* _Текст для работы_:
*-*-*

Всё это очень значительные и очень разные книги, хотя в каждой из них и рассказывается об удивительных приключениях, важных открытиях, мужественных и храбрых людях. Все эти, так сказать, «родовые черты» жанра приключенческого романа мы легко обнаружим и в «Двух капитанах» В. Каверина. Да, здесь есть и мучительные тайны, и счастливые совпадения, и удачные встречи, и неожиданные находки, и опасности, и победы, равно как и временные поражения, и даже пропавшие письма; цитируются различные дневники и документы; и герою приходится иметь дело с опасными и изворотливыми противниками, разоблачить которых невероятно трудно. И при всём этом отчётливо ощущается, что героям «Двух капитанов» и событиям, описанным в романе, тесно в рамках традиционного приключенческого сюжета, — границы книги значительно шире, содержание глубже, чем в известных образцах этого жанра.
Как по-своему ни хороши, к примеру, «Три мушкетёра» А. Дюма, давно признанные классическим образцом приключенческого романа, никому не придёт в голову изучать по нему Францию XVII века, исторические события эпохи абсолютизма, людей того времени, хотя автором выведено немало подлинных исторических лиц. А. Дюма, как, впрочем, и другие авторы приключенческих романов, весьма вольно обращается с историческими фактами, ибо они ему нужны только для того, чтобы построить увлекательный сюжет. Его не беспокоит, верно ли, достаточно ли точно и полно изображена историческая эпоха. Можно заметить, что и иные авторы приключенческих романов не всегда обеспокоены глубиной психологических характеристик героев и реалистической полнотой и убедительностью изображаемых характеров. Несоизмеримо большее значение для них приобретают динамическое развёртывание сюжета, стремительный ритм повествования, драматическая напряжённость описываемых событий.
Сопоставляя «Два капитана» с каноническими образцами приключенческого жанра, мы без труда обнаруживаем, что В. Каверин мастерски использует динамически напряжённый сюжет для широкого реалистического повествования, в ходе которого два главных героя романа — Саня Григорьев и Катя Татаринова — с огромной искренностью и волнением рассказывают «о времени и о себе». Всевозможные приключения здесь отнюдь не самоцель, ибо не они определяют существо истории двух капитанов, — это лишь обстоятельства реальной биографии, положенной автором в основу романа, красноречиво свидетельствующие о том, что жизнь советских людей насыщена богатейшими событиями, что наше героическое время полно захватывающей романтики.

*-*-*

* _Исходные материалы_:
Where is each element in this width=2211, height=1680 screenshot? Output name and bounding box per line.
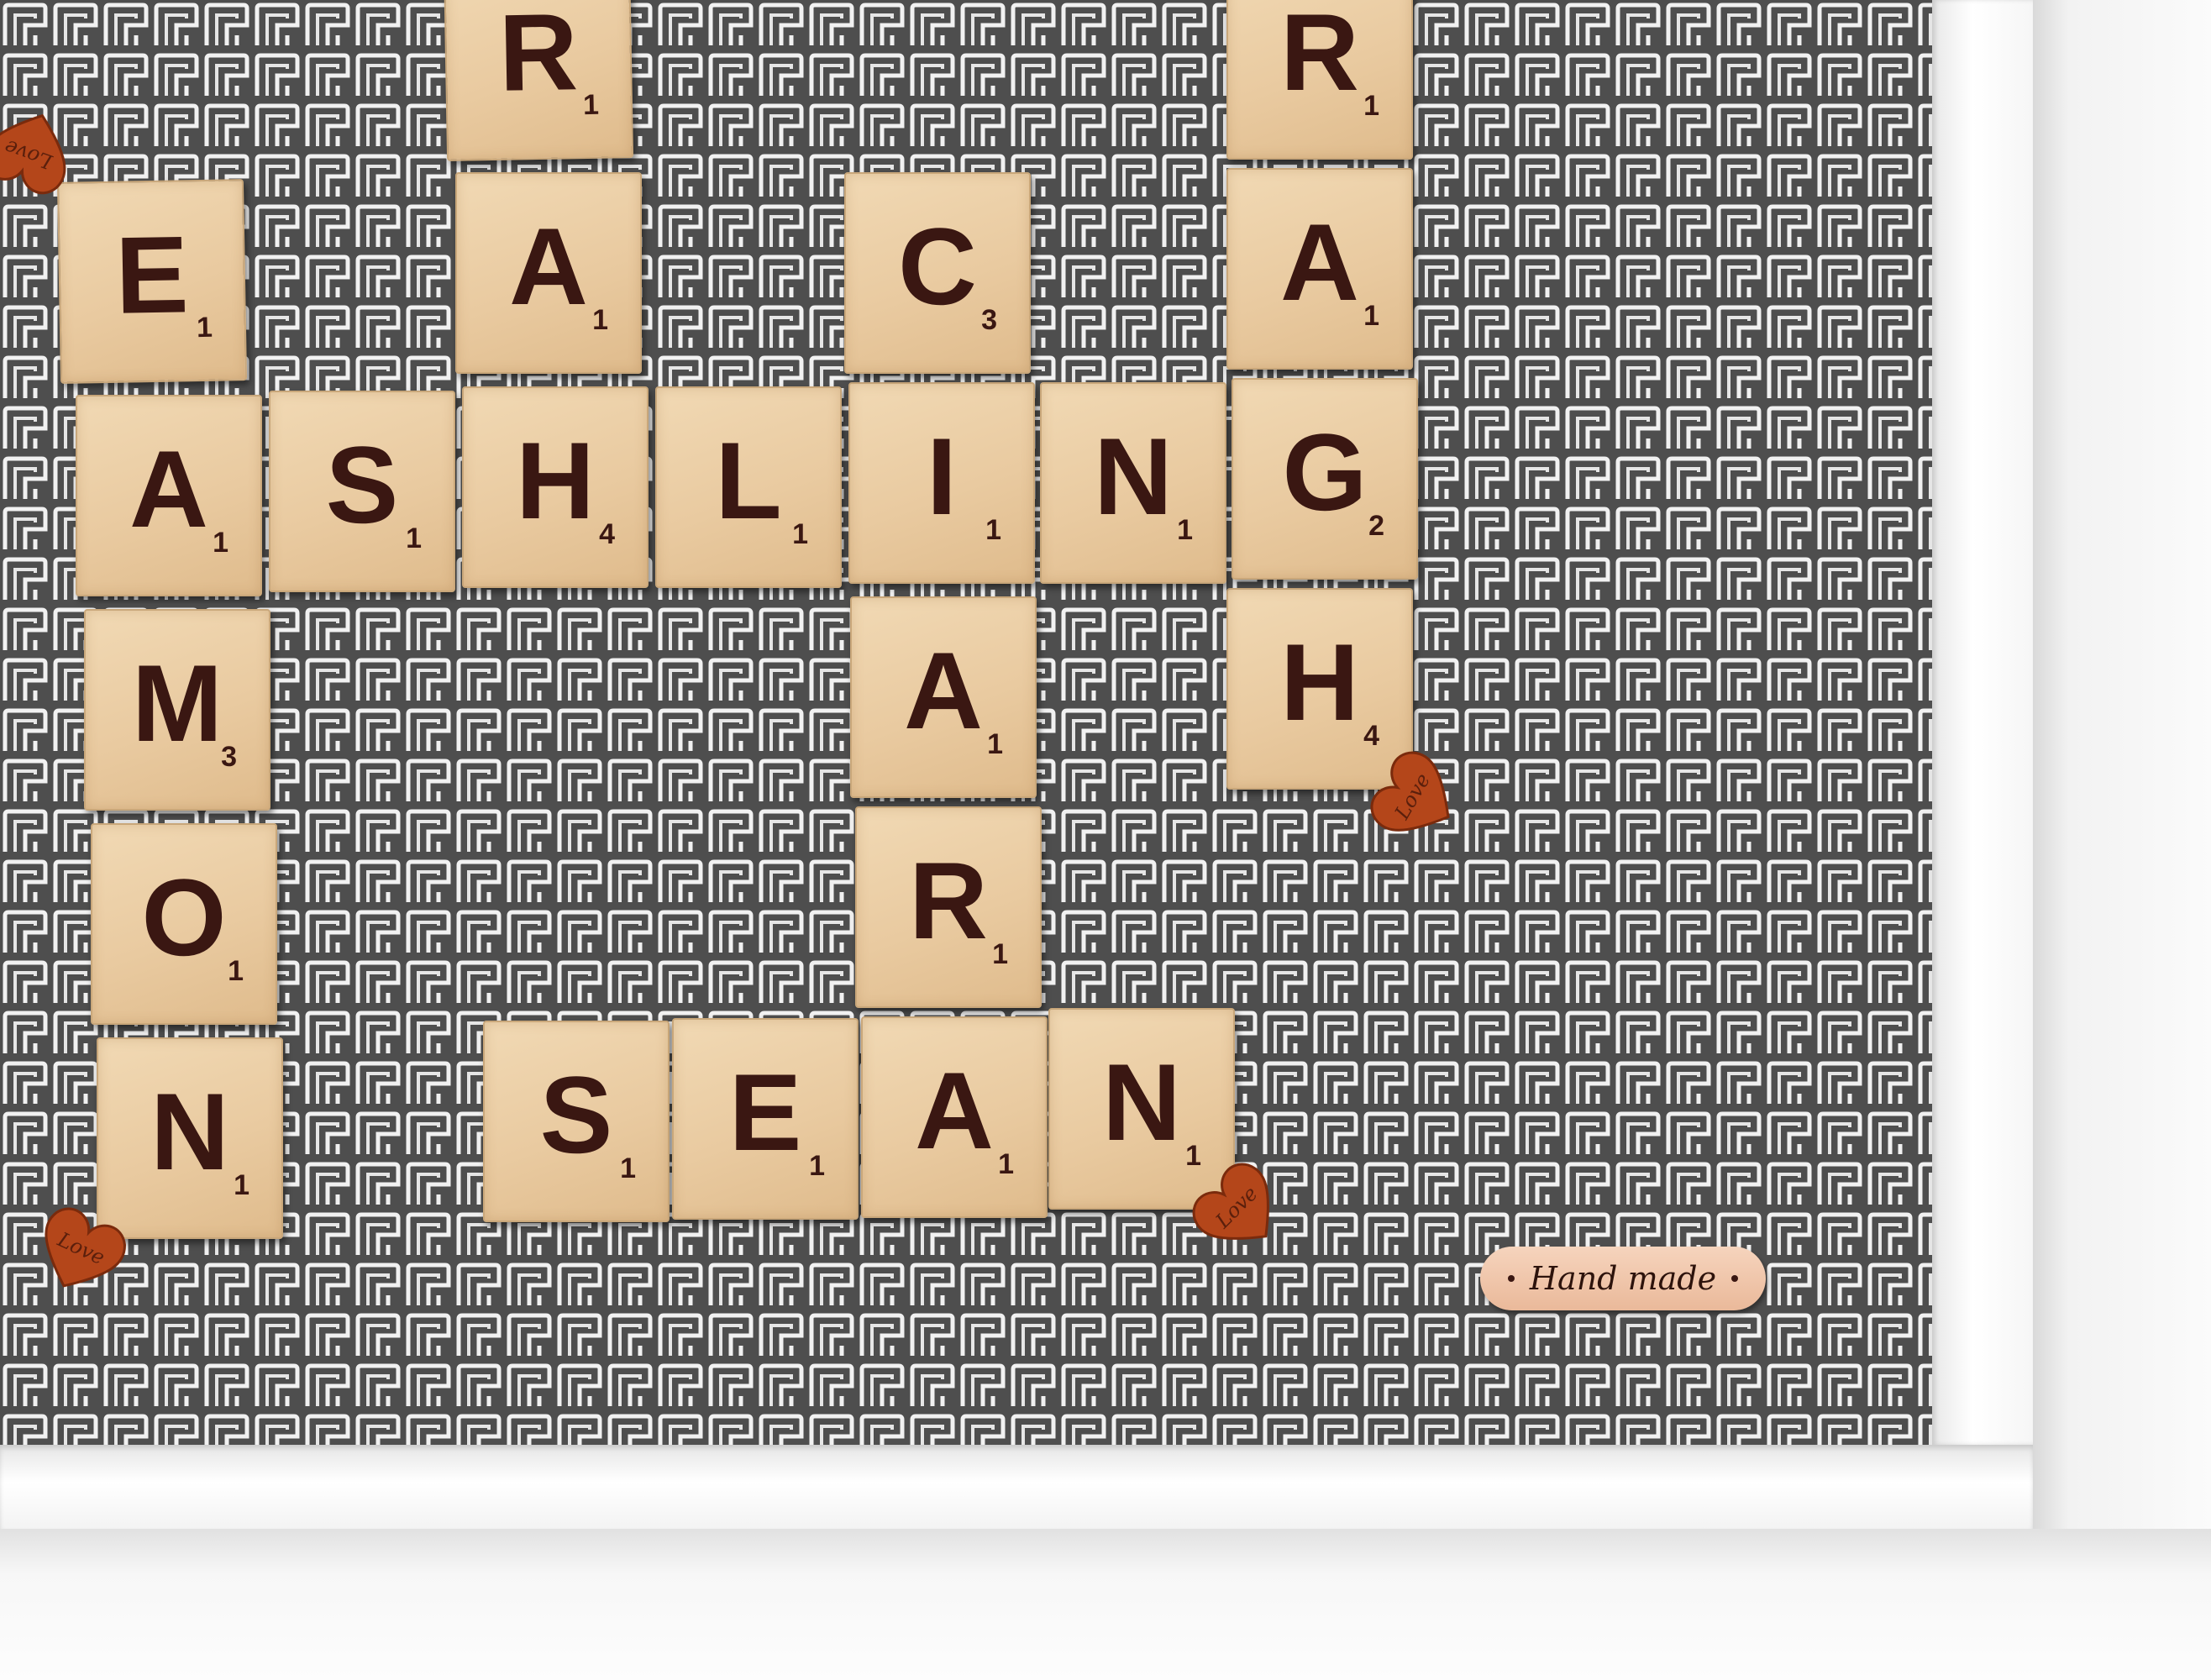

*-*-*

* _Задания к работе_:
1 - Как в тексте о «Двух капитанах» названы два главных героя романа?
2 - Перепишите отрывок из текста о «Двух капитанах», который начинается со слов «Всё это очень» и заканчивается словами «образцах этого жанра.», заменив «изворотливыми» на «коварными».

* _Ответы к заданиям_:
1 - Саня Григорьев и Катя Татаринова.

2 -
Всё это очень значительные и очень разные книги, хотя в каждой из них и рассказывается об удивительных приключениях, важных открытиях, мужественных и храбрых людях. Все эти, так сказать, «родовые черты» жанра приключенческого романа мы легко обнаружим и в «Двух капитанах» В. Каверина. Да, здесь есть и мучительные тайны, и счастливые совпадения, и удачные встречи, и неожиданные находки, и опасности, и победы, равно как и временные поражения, и даже пропавшие письма; цитируются различные дневники и документы; и герою приходится иметь дело с опасными и коварными противниками, разоблачить которых невероятно трудно. И при всём этом отчётливо ощущается, что героям «Двух капитанов» и событиям, описанным в романе, тесно в рамках традиционного приключенческого сюжета, — границы книги значительно шире, содержание глубже, чем в известных образцах этого жанра.